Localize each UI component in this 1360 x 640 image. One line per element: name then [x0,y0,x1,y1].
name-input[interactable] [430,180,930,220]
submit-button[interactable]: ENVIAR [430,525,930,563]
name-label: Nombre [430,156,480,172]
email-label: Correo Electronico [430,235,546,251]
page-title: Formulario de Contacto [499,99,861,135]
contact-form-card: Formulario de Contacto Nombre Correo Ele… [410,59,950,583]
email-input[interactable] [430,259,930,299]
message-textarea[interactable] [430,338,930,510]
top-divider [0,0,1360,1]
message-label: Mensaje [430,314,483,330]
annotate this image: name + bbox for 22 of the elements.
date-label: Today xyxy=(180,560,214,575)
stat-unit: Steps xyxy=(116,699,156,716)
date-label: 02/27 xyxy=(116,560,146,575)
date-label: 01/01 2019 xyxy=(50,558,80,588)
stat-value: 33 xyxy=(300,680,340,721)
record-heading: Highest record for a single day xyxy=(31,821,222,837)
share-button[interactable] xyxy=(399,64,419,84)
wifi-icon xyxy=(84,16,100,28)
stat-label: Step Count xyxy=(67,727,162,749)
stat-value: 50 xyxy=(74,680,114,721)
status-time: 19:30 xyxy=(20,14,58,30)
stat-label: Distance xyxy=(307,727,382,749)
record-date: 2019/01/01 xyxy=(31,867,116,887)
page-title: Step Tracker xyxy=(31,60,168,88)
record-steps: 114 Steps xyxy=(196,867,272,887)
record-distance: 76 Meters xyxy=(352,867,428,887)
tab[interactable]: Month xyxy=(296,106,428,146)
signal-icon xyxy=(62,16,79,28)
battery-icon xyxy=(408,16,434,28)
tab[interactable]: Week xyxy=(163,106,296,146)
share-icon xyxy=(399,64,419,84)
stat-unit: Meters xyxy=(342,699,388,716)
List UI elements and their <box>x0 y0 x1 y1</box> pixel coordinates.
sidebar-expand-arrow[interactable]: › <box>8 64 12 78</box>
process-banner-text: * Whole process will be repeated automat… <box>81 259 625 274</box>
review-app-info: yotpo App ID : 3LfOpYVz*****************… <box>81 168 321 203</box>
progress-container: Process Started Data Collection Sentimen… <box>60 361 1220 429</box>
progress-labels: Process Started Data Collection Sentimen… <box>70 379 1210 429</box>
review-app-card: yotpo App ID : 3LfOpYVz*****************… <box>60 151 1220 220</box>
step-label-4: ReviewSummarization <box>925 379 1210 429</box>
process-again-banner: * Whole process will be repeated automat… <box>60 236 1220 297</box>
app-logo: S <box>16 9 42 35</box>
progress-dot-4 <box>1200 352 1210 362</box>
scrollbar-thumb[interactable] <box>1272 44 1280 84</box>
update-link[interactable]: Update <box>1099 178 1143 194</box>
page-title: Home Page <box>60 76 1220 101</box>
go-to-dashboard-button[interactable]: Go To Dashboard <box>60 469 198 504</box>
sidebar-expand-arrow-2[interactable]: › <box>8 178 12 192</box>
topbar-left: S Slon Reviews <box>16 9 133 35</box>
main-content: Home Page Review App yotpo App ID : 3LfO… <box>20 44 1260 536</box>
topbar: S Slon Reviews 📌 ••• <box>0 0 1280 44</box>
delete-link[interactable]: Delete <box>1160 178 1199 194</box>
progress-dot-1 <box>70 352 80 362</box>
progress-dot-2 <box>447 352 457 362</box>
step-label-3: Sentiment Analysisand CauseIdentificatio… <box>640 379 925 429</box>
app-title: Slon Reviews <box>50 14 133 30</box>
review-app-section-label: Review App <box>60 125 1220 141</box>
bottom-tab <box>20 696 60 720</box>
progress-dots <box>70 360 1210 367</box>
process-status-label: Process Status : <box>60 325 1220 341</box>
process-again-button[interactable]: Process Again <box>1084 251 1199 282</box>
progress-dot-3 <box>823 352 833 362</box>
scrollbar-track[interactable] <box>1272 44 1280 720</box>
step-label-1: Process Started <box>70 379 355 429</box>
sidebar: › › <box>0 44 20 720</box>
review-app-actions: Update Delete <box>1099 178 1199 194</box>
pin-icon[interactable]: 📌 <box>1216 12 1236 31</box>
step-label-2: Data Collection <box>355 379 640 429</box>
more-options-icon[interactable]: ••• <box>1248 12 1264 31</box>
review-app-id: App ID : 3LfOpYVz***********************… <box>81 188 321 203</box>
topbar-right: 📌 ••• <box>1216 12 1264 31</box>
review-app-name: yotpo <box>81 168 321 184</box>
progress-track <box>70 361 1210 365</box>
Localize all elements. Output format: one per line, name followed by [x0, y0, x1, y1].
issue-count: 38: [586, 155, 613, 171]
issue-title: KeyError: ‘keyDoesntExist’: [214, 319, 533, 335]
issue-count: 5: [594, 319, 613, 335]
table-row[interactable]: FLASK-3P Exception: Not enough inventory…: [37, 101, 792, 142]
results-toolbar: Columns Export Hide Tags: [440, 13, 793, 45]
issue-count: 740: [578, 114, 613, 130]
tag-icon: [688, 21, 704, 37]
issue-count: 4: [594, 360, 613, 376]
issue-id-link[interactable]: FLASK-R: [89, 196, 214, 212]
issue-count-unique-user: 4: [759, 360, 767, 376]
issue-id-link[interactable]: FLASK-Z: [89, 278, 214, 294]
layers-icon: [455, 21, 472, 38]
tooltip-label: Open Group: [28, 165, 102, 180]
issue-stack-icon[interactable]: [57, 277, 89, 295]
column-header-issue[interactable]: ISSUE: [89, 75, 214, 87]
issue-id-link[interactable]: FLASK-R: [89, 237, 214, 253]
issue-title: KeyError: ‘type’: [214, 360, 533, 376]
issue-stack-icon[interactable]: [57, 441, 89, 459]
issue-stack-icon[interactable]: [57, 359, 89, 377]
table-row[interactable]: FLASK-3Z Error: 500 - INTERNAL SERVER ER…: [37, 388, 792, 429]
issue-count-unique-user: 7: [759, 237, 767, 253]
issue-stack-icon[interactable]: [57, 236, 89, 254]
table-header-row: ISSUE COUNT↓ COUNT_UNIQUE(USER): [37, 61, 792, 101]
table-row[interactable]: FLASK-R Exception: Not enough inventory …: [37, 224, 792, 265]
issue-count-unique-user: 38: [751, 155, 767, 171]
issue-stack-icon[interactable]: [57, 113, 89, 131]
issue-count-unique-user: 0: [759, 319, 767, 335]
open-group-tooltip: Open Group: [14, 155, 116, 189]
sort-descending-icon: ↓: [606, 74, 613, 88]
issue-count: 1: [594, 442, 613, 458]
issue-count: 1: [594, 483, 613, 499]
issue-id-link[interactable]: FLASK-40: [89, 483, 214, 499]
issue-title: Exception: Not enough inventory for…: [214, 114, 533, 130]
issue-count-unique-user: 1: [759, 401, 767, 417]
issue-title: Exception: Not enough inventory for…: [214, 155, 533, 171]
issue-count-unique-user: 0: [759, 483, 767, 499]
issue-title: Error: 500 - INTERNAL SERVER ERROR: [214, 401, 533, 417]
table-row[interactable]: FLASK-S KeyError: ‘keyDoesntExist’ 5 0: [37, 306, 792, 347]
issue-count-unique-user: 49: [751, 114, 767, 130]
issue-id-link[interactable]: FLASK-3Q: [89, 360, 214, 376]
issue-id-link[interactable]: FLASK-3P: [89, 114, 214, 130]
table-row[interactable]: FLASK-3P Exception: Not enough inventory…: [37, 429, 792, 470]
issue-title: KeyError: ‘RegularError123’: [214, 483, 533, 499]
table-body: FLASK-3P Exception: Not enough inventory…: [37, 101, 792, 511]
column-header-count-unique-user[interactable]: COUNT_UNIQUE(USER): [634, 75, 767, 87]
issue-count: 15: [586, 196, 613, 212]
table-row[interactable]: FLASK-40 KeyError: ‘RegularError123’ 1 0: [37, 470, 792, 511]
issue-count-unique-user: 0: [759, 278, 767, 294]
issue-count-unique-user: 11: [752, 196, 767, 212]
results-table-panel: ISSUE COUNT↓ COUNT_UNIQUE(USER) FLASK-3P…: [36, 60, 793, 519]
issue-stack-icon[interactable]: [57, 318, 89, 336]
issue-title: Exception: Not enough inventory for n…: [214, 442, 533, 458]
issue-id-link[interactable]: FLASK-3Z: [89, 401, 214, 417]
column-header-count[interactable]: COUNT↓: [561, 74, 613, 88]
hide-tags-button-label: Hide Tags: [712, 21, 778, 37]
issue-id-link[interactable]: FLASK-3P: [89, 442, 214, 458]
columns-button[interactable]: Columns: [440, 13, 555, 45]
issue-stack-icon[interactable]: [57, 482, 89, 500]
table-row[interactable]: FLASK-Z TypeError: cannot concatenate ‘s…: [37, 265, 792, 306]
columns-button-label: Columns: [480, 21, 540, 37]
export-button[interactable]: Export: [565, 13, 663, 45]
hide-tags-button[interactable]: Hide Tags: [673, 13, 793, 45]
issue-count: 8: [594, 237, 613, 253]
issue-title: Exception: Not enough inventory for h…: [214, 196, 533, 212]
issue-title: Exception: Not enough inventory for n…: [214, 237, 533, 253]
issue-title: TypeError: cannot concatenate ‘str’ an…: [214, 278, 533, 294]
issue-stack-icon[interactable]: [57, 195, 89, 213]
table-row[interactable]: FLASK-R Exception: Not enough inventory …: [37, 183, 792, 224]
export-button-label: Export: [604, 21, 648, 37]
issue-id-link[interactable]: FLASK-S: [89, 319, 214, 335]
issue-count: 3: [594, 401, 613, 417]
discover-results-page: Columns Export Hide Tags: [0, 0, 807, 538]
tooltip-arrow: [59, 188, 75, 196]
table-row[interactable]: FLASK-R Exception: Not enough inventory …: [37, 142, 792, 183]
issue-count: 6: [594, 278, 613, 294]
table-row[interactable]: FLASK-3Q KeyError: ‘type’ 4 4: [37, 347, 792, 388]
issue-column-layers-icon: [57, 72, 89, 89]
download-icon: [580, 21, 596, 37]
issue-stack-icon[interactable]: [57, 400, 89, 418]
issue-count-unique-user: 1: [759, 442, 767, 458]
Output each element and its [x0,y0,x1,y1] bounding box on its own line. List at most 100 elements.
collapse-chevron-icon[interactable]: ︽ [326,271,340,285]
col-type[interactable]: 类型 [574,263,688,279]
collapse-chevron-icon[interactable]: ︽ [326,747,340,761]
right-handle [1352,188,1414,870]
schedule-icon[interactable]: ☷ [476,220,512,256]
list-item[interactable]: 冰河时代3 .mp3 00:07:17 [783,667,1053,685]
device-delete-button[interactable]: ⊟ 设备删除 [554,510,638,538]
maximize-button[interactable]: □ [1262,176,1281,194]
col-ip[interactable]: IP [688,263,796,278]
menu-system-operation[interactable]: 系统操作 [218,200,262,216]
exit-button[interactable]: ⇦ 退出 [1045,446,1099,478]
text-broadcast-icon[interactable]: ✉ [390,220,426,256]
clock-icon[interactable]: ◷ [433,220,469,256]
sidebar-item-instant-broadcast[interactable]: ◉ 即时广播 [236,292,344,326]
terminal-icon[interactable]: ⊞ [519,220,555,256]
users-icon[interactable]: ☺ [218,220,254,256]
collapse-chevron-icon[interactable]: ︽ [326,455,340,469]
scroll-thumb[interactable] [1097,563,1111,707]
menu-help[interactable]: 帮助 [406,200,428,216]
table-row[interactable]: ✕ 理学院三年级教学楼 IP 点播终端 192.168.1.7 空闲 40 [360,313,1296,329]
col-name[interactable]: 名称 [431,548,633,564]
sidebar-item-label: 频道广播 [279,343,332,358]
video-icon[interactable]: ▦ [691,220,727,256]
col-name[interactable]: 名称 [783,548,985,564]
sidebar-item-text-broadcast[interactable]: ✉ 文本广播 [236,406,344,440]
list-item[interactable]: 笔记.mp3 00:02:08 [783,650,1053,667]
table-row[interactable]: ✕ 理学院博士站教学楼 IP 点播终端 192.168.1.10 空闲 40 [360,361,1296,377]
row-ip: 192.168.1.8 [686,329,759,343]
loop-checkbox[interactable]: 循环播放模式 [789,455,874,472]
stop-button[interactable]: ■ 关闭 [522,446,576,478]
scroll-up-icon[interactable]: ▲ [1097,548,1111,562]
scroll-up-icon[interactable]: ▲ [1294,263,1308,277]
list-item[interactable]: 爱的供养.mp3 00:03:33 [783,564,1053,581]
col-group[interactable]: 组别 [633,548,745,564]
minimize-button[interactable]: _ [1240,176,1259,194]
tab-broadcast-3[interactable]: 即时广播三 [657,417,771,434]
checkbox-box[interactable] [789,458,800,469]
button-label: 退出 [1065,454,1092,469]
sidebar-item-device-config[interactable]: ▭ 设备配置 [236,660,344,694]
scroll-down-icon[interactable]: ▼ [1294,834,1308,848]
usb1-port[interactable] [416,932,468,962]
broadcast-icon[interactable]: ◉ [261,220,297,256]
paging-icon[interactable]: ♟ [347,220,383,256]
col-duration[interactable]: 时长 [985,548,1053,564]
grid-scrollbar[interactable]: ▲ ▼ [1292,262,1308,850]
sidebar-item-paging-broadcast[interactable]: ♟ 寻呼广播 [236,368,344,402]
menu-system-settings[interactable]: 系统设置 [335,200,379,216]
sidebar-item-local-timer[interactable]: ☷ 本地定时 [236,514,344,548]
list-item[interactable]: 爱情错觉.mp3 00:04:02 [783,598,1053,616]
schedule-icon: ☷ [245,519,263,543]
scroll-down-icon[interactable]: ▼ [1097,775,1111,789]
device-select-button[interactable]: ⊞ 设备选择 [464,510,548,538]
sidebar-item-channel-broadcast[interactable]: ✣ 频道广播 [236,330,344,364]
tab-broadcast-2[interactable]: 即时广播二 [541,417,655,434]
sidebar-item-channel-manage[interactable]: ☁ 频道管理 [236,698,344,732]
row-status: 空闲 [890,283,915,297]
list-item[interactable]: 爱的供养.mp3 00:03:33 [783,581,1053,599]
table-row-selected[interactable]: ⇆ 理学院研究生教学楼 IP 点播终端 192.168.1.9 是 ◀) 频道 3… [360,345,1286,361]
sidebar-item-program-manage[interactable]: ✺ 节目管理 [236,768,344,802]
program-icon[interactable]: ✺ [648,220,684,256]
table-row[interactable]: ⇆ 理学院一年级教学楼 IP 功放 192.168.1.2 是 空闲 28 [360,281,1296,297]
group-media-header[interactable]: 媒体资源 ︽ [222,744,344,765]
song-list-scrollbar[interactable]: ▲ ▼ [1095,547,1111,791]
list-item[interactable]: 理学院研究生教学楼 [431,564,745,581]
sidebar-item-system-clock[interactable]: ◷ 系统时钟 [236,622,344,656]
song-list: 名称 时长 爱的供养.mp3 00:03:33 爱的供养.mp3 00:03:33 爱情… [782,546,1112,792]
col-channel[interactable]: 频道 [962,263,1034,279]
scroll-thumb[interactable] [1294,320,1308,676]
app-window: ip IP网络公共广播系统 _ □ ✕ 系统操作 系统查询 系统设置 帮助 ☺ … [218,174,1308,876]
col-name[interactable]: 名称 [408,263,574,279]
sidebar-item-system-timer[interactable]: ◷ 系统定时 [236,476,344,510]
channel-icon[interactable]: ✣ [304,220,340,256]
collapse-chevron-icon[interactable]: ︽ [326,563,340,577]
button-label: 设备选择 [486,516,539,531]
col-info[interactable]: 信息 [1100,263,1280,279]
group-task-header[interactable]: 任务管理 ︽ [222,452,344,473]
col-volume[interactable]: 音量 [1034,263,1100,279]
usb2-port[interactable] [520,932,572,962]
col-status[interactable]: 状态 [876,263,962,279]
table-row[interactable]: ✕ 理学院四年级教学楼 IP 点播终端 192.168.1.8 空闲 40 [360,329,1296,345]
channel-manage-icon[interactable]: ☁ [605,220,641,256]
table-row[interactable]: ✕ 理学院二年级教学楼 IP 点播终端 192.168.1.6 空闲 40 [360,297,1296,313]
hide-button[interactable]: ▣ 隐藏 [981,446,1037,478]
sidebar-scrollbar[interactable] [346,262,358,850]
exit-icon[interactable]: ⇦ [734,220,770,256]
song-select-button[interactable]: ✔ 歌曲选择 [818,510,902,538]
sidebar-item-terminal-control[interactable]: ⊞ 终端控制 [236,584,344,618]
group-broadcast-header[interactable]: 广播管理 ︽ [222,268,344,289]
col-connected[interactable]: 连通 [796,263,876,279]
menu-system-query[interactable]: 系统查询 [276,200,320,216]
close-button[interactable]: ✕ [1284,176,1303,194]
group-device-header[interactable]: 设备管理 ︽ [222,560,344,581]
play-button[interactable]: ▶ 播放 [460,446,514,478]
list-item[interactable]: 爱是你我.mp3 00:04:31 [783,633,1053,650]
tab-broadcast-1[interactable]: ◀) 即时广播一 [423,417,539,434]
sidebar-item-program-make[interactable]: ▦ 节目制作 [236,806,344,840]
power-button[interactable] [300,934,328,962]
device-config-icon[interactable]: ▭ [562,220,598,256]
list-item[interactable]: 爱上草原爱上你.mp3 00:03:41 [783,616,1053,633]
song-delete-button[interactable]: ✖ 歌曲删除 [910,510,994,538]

What is required
Rewrite the items starting with the first line and going on through the line with "stat-label: Step Count xyxy=(67,727,162,749)", changing every "date-label" to "date-caption" and leaving all else unchanged.

In response
Localize each UI component in this 1360 x 640 image. One line per element: name then [x0,y0,x1,y1].
name-input[interactable] [430,180,930,220]
submit-button[interactable]: ENVIAR [430,525,930,563]
name-label: Nombre [430,156,480,172]
email-label: Correo Electronico [430,235,546,251]
page-title: Formulario de Contacto [499,99,861,135]
contact-form-card: Formulario de Contacto Nombre Correo Ele… [410,59,950,583]
email-input[interactable] [430,259,930,299]
message-textarea[interactable] [430,338,930,510]
top-divider [0,0,1360,1]
message-label: Mensaje [430,314,483,330]
annotate this image: name + bbox for 22 of the elements.
date-caption: Today xyxy=(180,560,214,575)
stat-unit: Steps xyxy=(116,699,156,716)
date-caption: 02/27 xyxy=(116,560,146,575)
date-caption: 01/01 2019 xyxy=(50,558,80,588)
stat-value: 33 xyxy=(300,680,340,721)
record-heading: Highest record for a single day xyxy=(31,821,222,837)
share-button[interactable] xyxy=(399,64,419,84)
wifi-icon xyxy=(84,16,100,28)
stat-label: Step Count xyxy=(67,727,162,749)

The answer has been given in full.